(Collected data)
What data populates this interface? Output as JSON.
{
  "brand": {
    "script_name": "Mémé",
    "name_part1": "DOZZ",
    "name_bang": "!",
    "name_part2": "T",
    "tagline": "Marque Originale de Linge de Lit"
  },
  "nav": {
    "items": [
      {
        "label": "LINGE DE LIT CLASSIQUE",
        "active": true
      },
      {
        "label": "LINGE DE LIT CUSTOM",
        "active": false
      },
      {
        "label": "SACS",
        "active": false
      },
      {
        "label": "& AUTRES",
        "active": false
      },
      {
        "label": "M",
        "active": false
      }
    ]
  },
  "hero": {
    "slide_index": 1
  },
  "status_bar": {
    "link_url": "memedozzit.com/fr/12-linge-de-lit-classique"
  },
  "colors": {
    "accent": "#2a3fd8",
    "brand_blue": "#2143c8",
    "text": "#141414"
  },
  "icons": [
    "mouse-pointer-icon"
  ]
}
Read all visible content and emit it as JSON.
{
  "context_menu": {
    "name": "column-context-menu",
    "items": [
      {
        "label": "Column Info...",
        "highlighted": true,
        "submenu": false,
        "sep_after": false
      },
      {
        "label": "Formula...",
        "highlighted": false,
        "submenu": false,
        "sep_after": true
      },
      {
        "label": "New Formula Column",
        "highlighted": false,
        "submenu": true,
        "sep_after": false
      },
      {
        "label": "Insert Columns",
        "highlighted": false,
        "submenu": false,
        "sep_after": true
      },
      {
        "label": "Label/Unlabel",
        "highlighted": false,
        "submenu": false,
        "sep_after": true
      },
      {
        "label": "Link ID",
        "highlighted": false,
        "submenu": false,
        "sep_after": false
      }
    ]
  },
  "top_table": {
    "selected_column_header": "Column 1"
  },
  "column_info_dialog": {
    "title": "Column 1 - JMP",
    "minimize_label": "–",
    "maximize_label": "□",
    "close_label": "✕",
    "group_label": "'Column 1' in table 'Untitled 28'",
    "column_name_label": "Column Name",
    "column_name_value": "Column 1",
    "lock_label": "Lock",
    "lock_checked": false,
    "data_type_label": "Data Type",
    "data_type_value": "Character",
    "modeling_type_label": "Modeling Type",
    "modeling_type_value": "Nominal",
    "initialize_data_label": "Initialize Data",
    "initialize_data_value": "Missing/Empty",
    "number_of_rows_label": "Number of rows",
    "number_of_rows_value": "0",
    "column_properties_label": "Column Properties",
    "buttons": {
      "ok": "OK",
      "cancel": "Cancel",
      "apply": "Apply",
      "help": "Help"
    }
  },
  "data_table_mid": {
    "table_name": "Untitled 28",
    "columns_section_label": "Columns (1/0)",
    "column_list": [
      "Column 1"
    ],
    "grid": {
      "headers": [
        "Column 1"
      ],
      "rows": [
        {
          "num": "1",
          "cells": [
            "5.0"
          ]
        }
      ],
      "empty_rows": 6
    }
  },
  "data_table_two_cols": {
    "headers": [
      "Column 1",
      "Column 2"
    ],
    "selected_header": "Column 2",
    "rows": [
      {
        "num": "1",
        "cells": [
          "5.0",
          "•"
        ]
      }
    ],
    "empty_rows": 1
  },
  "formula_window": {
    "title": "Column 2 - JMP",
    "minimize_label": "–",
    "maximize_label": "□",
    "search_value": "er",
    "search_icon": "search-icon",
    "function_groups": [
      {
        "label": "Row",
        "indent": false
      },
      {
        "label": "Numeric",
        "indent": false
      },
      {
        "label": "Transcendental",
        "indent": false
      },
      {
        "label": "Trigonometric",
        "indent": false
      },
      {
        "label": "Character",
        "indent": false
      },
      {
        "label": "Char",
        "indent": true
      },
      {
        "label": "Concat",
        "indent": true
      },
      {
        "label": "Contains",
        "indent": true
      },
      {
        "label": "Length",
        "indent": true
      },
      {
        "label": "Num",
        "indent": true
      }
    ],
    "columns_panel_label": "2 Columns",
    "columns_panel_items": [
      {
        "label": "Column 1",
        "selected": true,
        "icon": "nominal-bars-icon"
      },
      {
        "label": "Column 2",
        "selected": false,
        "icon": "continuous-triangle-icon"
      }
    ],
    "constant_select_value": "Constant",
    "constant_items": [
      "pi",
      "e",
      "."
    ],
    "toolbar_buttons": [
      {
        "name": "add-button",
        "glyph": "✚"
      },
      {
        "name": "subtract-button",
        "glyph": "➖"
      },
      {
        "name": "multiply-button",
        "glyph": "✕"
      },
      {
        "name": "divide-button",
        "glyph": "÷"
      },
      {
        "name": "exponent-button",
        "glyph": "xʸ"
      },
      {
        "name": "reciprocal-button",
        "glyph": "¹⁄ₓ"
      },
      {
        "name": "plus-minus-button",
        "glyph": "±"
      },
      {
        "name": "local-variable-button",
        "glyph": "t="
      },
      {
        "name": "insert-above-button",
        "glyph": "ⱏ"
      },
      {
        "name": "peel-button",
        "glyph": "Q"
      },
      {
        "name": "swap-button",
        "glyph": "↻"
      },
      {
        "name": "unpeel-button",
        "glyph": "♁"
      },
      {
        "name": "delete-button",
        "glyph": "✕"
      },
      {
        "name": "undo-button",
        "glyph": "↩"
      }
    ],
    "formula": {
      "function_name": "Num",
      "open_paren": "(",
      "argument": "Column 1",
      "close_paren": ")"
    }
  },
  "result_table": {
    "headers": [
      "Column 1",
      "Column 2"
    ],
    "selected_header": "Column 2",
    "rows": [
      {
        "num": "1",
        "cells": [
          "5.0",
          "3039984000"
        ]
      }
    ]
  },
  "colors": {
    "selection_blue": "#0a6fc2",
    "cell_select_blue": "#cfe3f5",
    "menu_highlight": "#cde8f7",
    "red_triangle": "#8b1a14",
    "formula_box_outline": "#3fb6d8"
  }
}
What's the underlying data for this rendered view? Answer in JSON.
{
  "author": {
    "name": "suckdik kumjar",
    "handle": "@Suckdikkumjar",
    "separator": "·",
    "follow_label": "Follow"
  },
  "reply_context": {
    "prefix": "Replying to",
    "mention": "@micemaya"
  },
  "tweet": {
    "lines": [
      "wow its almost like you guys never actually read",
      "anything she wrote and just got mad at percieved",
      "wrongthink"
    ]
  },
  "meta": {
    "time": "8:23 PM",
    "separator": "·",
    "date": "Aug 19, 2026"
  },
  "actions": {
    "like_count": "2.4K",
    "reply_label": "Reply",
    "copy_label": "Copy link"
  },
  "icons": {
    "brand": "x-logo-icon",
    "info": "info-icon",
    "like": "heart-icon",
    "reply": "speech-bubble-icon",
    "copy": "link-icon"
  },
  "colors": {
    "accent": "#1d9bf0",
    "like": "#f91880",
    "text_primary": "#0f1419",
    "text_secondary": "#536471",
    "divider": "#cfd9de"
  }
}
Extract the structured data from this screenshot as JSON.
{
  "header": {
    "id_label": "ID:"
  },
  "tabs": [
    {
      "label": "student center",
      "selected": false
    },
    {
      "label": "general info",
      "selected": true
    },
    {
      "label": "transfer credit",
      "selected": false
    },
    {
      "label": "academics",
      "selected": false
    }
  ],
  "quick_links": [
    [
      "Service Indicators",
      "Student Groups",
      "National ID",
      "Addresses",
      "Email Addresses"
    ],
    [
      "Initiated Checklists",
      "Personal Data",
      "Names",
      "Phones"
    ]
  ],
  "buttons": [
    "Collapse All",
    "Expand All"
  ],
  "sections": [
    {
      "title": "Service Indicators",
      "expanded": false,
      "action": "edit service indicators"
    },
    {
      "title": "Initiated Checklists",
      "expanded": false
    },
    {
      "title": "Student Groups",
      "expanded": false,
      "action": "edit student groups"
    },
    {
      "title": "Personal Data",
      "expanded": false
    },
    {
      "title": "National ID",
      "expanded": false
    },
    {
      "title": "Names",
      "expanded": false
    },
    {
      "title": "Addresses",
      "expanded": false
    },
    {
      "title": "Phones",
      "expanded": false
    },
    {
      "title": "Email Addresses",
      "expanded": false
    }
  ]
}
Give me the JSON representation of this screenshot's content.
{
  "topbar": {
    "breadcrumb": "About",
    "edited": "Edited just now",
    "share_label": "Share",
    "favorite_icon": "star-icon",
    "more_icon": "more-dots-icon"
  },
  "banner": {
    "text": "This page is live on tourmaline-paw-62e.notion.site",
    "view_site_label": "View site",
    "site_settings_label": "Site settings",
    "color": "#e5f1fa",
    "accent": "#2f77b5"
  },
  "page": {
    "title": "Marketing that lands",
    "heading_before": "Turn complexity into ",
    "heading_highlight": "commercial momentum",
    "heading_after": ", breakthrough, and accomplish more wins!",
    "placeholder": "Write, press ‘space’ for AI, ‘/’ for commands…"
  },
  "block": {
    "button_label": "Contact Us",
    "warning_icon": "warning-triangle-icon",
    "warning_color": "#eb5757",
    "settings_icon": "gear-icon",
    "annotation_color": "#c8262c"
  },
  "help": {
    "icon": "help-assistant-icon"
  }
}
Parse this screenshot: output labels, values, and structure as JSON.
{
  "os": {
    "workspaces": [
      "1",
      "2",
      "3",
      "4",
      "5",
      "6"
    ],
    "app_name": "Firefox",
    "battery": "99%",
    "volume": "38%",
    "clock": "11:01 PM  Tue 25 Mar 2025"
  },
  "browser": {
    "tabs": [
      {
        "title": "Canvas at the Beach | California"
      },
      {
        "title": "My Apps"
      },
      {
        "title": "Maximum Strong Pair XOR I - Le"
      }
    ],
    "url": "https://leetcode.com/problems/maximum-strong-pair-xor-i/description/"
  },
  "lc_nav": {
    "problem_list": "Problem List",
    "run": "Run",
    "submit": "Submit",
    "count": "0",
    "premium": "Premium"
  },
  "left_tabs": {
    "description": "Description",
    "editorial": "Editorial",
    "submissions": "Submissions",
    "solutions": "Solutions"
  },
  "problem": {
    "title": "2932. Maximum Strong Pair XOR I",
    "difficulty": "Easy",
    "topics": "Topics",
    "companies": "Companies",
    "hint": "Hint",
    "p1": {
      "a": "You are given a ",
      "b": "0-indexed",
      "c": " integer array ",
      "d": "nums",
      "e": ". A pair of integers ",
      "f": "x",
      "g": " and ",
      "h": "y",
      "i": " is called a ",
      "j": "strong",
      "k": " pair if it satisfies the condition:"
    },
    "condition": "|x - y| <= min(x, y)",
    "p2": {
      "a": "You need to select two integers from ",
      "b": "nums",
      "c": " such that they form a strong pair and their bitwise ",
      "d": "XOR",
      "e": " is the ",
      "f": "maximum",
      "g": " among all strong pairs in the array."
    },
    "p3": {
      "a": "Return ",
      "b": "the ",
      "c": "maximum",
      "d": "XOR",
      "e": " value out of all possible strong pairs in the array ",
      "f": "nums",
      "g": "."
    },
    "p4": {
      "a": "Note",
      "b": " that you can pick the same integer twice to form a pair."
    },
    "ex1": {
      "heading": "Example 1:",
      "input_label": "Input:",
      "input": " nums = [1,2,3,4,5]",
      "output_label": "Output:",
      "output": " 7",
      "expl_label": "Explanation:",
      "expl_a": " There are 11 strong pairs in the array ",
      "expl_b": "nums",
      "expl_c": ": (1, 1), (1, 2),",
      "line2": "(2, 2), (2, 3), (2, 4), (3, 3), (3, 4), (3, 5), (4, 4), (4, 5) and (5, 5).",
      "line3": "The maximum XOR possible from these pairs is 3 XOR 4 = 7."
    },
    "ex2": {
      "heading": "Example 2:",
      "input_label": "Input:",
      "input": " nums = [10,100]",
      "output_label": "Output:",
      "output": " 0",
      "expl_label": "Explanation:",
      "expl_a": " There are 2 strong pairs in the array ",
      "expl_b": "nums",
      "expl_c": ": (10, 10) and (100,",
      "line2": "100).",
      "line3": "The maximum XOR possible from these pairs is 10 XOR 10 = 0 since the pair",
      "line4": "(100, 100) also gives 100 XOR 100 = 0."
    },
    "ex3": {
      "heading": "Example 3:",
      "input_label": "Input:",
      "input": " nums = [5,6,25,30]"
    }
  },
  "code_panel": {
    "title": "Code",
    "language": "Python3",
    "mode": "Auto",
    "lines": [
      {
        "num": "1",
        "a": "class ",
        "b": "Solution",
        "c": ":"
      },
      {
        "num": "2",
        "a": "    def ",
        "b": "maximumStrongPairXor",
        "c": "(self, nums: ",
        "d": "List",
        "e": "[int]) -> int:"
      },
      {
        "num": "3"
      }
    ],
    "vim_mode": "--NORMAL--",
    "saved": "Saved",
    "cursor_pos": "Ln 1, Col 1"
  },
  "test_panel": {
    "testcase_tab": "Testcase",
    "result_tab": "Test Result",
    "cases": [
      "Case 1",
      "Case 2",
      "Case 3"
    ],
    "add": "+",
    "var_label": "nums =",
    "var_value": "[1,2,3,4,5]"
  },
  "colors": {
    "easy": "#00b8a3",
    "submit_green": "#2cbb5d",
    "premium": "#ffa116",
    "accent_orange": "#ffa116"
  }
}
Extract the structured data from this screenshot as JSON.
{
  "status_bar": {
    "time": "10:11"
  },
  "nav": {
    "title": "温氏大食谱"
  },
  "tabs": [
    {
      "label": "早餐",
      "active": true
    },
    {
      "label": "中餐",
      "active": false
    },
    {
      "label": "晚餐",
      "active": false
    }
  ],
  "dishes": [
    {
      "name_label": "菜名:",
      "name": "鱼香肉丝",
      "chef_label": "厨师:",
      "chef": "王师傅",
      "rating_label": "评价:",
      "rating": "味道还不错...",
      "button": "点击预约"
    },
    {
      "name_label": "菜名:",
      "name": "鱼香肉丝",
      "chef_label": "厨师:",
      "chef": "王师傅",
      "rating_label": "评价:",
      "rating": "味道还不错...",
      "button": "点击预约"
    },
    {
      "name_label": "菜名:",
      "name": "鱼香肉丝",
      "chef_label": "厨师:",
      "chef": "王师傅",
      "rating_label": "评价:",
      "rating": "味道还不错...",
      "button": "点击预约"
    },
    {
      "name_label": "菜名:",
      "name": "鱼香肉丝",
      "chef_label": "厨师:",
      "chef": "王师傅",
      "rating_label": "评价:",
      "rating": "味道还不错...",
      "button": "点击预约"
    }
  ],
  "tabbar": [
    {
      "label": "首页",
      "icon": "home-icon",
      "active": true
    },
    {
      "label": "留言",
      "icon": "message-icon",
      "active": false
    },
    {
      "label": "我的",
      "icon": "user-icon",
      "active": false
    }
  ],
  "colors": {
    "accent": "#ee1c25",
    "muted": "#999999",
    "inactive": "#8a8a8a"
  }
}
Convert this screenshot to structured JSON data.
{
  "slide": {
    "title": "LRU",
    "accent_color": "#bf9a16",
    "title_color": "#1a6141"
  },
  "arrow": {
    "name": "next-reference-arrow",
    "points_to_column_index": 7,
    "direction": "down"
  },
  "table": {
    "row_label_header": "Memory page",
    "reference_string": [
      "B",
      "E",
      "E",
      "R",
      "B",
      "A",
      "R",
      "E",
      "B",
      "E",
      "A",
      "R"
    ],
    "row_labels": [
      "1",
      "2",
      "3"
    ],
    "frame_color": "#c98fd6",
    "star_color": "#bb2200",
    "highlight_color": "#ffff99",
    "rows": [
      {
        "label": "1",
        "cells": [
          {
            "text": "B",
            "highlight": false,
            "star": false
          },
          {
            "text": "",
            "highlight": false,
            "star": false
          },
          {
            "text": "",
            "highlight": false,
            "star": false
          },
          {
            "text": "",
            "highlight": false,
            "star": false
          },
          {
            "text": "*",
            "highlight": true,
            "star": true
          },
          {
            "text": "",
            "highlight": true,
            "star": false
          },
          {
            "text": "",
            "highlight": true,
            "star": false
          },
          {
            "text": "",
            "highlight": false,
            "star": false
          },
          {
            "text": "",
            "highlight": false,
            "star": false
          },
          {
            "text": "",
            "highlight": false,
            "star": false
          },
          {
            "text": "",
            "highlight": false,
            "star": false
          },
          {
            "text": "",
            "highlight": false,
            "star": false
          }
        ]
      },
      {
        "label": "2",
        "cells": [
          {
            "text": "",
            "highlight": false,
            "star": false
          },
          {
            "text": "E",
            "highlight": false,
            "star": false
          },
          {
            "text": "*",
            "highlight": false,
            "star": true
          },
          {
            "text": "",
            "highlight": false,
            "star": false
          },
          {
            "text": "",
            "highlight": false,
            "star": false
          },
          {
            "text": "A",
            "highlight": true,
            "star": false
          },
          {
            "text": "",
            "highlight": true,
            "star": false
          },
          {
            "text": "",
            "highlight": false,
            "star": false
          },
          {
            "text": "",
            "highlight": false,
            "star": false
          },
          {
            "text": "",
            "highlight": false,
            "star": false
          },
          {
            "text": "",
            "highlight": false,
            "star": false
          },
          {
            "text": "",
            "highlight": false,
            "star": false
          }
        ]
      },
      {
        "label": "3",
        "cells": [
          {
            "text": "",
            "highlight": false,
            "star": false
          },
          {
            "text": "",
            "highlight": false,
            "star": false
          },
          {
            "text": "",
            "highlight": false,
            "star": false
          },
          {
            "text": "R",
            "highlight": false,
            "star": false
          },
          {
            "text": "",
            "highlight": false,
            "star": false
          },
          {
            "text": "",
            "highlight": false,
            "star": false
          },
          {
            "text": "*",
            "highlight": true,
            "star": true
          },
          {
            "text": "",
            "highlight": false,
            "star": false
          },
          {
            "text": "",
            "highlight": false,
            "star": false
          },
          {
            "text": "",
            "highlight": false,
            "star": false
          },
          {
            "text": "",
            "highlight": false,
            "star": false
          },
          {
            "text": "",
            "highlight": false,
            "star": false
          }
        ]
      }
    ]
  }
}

Required work.
Copy out every line holding the string "Untitled".

The answer.
    "group_label": "'Column 1' in table 'Untitled 28'",
    "table_name": "Untitled 28",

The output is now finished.